**EXERCISE:** Reproduce the listing below without changes, except that pictures are left out.

*** INFORMATION SUPPLIED ***

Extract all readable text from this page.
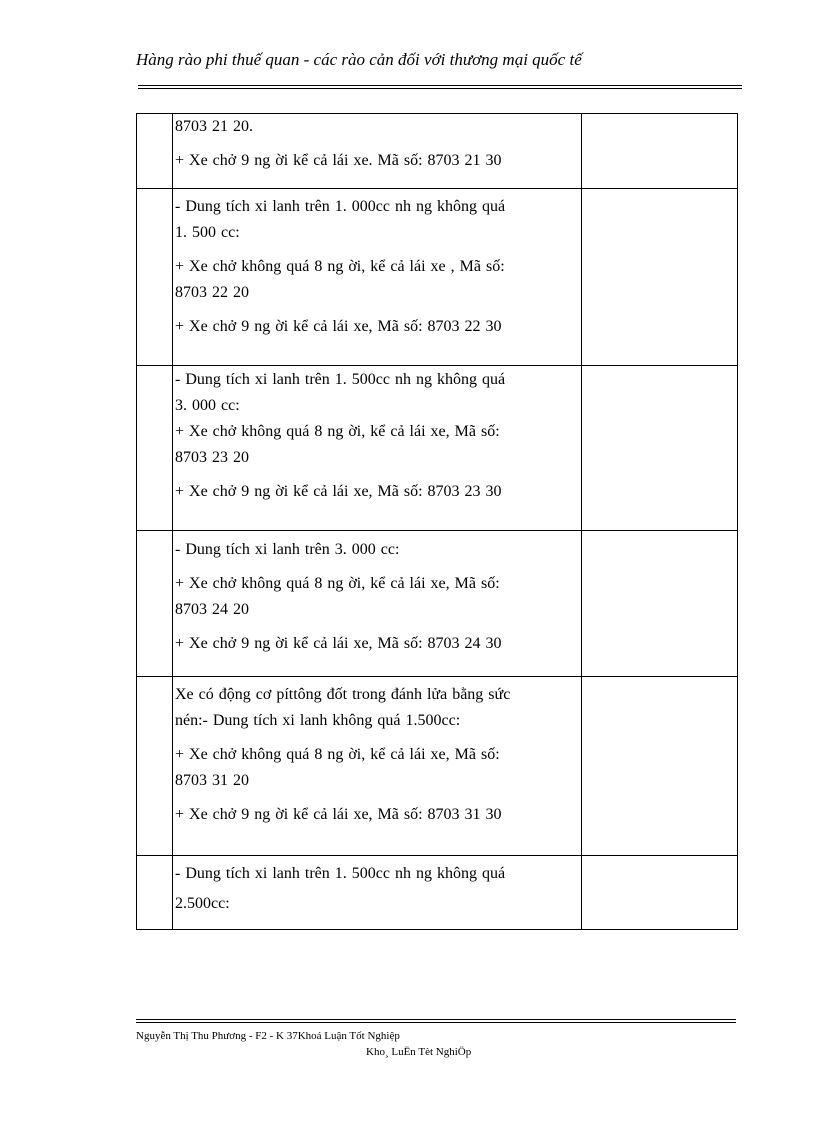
Hàng rào phi thuế quan - các rào cản đối với thương mại quốc tế

	8703 21 20.
+ Xe chở 9 ng ời kể cả lái xe. Mã số: 8703 21 30	

	- Dung tích xi lanh trên 1. 000cc nh ng không quá
1. 500 cc:
+ Xe chở không quá 8 ng ời, kể cả lái xe , Mã số:
8703 22 20
+ Xe chở 9 ng ời kể cả lái xe, Mã số: 8703 22 30	

	- Dung tích xi lanh trên 1. 500cc nh ng không quá
3. 000 cc:
+ Xe chở không quá 8 ng ời, kể cả lái xe, Mã số:
8703 23 20
+ Xe chở 9 ng ời kể cả lái xe, Mã số: 8703 23 30	

	- Dung tích xi lanh trên 3. 000 cc:
+ Xe chở không quá 8 ng ời, kể cả lái xe, Mã số:
8703 24 20
+ Xe chở 9 ng ời kể cả lái xe, Mã số: 8703 24 30	

	Xe có động cơ píttông đốt trong đánh lửa bằng sức
nén:- Dung tích xi lanh không quá 1.500cc:
+ Xe chở không quá 8 ng ời, kể cả lái xe, Mã số:
8703 31 20
+ Xe chở 9 ng ời kể cả lái xe, Mã số: 8703 31 30	

	- Dung tích xi lanh trên 1. 500cc nh ng không quá
2.500cc:	

Nguyễn Thị Thu Phương - F2 - K 37Khoá Luận Tốt Nghiệp
Kho¸ LuËn Tèt NghiÖp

***

**COMPLETED TASK:**
Extract all readable text from this page.
Hàng rào phi thuế quan - các rào cản đối với thương mại quốc tế

	8703 21 20.
+ Xe chở 9 ng ời kể cả lái xe. Mã số: 8703 21 30	

	- Dung tích xi lanh trên 1. 000cc nh ng không quá
1. 500 cc:
+ Xe chở không quá 8 ng ời, kể cả lái xe , Mã số:
8703 22 20
+ Xe chở 9 ng ời kể cả lái xe, Mã số: 8703 22 30	

	- Dung tích xi lanh trên 1. 500cc nh ng không quá
3. 000 cc:
+ Xe chở không quá 8 ng ời, kể cả lái xe, Mã số:
8703 23 20
+ Xe chở 9 ng ời kể cả lái xe, Mã số: 8703 23 30	

	- Dung tích xi lanh trên 3. 000 cc:
+ Xe chở không quá 8 ng ời, kể cả lái xe, Mã số:
8703 24 20
+ Xe chở 9 ng ời kể cả lái xe, Mã số: 8703 24 30	

	Xe có động cơ píttông đốt trong đánh lửa bằng sức
nén:- Dung tích xi lanh không quá 1.500cc:
+ Xe chở không quá 8 ng ời, kể cả lái xe, Mã số:
8703 31 20
+ Xe chở 9 ng ời kể cả lái xe, Mã số: 8703 31 30	

	- Dung tích xi lanh trên 1. 500cc nh ng không quá
2.500cc:	

Nguyễn Thị Thu Phương - F2 - K 37Khoá Luận Tốt Nghiệp
Kho¸ LuËn Tèt NghiÖp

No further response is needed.